• _GOAL OF THE EXERCISE_
Locate the string "taxes" throughout the material and copy every line in which it occurs.

• _Figure record extracts_

☆ ☆ ☆ ☆ ☆

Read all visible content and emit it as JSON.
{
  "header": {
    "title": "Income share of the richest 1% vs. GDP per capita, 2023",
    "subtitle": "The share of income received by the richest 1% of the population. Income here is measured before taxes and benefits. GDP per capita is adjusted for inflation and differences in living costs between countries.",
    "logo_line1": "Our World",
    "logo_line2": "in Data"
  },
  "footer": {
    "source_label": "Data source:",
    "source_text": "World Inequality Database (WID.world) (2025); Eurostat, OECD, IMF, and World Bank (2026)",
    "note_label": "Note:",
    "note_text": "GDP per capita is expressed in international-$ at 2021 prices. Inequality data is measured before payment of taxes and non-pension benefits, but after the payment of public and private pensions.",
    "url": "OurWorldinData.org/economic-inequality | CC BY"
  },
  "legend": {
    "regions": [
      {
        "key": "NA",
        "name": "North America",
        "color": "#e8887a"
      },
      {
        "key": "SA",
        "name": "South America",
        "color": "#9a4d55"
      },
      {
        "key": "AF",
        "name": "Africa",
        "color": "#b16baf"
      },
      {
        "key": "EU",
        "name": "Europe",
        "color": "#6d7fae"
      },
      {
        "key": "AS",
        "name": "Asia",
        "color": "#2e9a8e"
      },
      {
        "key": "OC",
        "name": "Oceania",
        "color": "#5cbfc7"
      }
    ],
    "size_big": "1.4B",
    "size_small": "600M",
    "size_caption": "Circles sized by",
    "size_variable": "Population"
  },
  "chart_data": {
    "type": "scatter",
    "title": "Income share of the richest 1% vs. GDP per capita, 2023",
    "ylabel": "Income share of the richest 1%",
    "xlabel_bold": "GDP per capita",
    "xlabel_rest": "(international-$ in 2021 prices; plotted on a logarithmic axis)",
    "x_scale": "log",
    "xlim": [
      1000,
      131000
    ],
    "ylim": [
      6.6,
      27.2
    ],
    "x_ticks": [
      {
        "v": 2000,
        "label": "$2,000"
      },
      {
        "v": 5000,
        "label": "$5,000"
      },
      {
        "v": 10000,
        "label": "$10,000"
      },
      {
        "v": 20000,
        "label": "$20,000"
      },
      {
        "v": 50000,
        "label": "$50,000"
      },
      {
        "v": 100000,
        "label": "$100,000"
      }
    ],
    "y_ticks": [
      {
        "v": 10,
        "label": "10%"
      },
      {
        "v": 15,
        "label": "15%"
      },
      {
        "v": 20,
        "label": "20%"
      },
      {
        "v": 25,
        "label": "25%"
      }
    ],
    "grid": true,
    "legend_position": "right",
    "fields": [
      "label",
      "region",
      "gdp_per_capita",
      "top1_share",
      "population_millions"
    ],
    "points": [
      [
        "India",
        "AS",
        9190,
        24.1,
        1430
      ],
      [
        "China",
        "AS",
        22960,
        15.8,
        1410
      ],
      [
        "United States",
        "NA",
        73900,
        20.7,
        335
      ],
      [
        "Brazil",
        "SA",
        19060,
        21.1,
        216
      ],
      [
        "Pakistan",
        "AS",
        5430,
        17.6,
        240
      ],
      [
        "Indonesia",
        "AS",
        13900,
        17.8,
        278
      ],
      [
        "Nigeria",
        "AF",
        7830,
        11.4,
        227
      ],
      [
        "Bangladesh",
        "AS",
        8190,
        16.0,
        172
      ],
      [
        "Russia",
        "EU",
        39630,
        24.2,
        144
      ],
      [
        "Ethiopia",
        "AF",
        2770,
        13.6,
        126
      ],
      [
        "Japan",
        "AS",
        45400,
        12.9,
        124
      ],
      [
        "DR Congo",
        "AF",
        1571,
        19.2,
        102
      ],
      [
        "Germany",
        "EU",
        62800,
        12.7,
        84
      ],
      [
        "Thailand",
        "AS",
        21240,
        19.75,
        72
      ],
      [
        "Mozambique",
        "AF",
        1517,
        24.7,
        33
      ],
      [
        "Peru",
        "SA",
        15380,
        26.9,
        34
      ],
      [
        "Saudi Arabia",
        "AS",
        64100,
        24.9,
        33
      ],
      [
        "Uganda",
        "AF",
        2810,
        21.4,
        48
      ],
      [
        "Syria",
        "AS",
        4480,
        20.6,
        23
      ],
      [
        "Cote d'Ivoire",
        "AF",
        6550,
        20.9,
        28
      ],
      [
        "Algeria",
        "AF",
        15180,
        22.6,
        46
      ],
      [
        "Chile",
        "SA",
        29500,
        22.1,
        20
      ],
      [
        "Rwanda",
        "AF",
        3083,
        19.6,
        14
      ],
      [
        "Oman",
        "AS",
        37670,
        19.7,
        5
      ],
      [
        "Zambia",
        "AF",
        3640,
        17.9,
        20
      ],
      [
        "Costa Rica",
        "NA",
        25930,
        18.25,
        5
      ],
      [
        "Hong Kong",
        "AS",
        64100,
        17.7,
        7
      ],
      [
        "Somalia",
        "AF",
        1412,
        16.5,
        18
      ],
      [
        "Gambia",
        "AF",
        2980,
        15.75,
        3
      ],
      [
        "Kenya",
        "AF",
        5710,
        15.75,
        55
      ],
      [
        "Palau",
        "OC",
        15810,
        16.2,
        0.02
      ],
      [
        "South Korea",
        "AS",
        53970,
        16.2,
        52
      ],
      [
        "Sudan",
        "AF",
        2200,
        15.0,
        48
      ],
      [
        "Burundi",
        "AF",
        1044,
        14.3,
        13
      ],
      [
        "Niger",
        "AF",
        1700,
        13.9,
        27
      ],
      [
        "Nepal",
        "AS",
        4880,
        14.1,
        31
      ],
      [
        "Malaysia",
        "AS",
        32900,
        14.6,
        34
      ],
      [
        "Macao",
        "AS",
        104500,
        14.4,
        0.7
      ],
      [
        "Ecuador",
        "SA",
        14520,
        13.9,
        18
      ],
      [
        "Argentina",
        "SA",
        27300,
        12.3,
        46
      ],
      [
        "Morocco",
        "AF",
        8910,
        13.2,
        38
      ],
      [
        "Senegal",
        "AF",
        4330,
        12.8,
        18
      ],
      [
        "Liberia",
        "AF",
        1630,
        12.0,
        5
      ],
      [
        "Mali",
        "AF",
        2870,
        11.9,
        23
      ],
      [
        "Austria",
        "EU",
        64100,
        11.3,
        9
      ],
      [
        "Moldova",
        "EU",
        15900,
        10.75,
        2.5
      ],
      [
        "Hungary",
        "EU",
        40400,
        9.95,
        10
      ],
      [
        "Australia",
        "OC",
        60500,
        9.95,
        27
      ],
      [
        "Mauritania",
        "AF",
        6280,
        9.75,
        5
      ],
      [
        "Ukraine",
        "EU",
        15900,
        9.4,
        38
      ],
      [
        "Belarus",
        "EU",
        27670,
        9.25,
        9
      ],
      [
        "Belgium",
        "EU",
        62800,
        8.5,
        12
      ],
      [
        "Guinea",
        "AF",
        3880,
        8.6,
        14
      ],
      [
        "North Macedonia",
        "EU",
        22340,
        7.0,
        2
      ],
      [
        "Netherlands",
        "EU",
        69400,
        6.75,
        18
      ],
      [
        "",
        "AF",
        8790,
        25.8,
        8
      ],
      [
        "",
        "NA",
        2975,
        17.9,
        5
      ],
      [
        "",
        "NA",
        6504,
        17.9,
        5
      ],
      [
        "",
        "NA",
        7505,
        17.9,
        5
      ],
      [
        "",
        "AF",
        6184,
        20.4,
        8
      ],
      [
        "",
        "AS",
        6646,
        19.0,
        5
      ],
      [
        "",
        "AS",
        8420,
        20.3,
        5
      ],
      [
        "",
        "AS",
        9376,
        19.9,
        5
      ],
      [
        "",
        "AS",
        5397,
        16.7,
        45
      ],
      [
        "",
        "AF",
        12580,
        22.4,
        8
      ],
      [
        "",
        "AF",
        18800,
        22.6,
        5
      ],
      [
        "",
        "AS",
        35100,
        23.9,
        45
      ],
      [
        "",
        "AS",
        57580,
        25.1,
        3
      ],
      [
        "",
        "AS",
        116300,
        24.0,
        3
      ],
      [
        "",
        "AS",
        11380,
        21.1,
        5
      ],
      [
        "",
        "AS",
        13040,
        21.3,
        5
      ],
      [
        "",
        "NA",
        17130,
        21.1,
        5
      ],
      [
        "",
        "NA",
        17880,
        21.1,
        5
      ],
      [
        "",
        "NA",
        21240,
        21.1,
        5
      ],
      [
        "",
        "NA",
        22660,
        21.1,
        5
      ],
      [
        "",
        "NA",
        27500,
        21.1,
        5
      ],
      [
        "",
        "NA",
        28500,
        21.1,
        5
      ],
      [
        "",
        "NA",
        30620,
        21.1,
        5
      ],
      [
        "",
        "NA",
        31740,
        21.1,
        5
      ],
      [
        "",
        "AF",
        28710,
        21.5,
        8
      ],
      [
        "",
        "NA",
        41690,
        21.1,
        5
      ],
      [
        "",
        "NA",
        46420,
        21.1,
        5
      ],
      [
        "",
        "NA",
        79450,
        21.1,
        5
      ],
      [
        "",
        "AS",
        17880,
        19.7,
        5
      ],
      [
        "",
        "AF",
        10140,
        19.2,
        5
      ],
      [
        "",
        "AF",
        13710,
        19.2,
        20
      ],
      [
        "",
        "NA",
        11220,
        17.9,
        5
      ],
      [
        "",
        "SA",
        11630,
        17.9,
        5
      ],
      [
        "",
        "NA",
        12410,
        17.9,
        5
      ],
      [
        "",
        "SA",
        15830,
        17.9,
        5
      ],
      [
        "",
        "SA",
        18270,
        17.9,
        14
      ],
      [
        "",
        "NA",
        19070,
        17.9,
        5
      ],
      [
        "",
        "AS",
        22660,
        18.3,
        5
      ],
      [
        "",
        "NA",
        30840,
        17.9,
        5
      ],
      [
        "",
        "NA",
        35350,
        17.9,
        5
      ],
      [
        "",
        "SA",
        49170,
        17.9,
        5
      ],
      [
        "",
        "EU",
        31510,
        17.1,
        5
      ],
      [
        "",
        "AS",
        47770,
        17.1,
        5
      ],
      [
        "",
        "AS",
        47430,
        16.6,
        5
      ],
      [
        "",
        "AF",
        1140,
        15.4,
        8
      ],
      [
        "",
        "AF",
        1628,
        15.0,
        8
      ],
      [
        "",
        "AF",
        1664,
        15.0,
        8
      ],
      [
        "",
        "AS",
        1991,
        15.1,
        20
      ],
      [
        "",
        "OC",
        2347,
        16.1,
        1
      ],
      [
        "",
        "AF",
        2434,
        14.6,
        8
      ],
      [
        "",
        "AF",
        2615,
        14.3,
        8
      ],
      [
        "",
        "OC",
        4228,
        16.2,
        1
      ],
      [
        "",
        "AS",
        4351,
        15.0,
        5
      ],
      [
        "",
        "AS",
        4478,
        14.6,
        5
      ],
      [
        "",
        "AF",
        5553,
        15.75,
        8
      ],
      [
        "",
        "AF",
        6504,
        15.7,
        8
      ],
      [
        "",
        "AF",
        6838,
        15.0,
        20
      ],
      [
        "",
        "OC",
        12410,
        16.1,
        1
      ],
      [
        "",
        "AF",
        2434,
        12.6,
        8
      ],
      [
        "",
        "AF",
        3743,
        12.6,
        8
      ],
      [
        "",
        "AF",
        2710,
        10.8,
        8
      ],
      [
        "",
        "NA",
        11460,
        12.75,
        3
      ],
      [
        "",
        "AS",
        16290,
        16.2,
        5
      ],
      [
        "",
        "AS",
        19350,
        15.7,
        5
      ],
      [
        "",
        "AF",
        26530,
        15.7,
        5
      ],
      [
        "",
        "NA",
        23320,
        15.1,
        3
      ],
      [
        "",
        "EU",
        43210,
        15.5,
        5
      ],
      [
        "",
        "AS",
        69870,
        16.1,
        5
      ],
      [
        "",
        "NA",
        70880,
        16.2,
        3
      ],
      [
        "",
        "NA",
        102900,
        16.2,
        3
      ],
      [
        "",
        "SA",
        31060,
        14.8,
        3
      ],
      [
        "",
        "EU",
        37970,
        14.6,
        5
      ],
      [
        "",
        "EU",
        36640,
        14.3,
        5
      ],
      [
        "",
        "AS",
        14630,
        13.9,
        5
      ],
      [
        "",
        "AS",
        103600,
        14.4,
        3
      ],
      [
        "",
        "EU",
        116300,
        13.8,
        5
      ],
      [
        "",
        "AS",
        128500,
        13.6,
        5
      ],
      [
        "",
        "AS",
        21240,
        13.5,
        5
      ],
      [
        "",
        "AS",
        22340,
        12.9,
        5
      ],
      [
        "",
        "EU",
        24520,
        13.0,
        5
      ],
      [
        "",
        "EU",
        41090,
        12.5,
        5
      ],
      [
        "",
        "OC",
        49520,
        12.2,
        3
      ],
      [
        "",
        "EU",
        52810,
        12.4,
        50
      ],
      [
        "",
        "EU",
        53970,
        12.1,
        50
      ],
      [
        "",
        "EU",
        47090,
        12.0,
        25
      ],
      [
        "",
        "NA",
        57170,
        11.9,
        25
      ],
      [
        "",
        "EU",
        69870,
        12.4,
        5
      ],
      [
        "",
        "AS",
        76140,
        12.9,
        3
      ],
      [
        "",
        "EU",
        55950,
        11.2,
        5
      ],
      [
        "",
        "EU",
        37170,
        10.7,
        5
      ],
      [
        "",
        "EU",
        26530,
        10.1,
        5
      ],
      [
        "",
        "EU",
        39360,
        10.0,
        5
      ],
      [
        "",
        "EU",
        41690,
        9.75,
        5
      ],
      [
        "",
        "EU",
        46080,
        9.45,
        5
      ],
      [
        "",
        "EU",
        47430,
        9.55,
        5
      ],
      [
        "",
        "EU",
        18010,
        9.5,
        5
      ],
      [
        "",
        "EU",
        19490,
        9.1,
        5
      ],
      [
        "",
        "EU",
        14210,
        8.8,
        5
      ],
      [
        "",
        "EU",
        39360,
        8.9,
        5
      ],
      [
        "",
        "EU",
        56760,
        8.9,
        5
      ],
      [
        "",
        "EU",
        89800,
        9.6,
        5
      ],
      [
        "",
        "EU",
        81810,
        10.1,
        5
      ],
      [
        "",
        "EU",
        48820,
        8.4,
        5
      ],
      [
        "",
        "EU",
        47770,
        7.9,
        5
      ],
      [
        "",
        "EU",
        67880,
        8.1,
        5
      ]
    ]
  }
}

☆ ☆ ☆ ☆ ☆

• _FULL SOLUTION_
    "subtitle": "The share of income received by the richest 1% of the population. Income here is measured before taxes and benefits. GDP per capita is adjusted for inflation and differences in living costs between countries.",
    "note_text": "GDP per capita is expressed in international-$ at 2021 prices. Inequality data is measured before payment of taxes and non-pension benefits, but after the payment of public and private pensions.",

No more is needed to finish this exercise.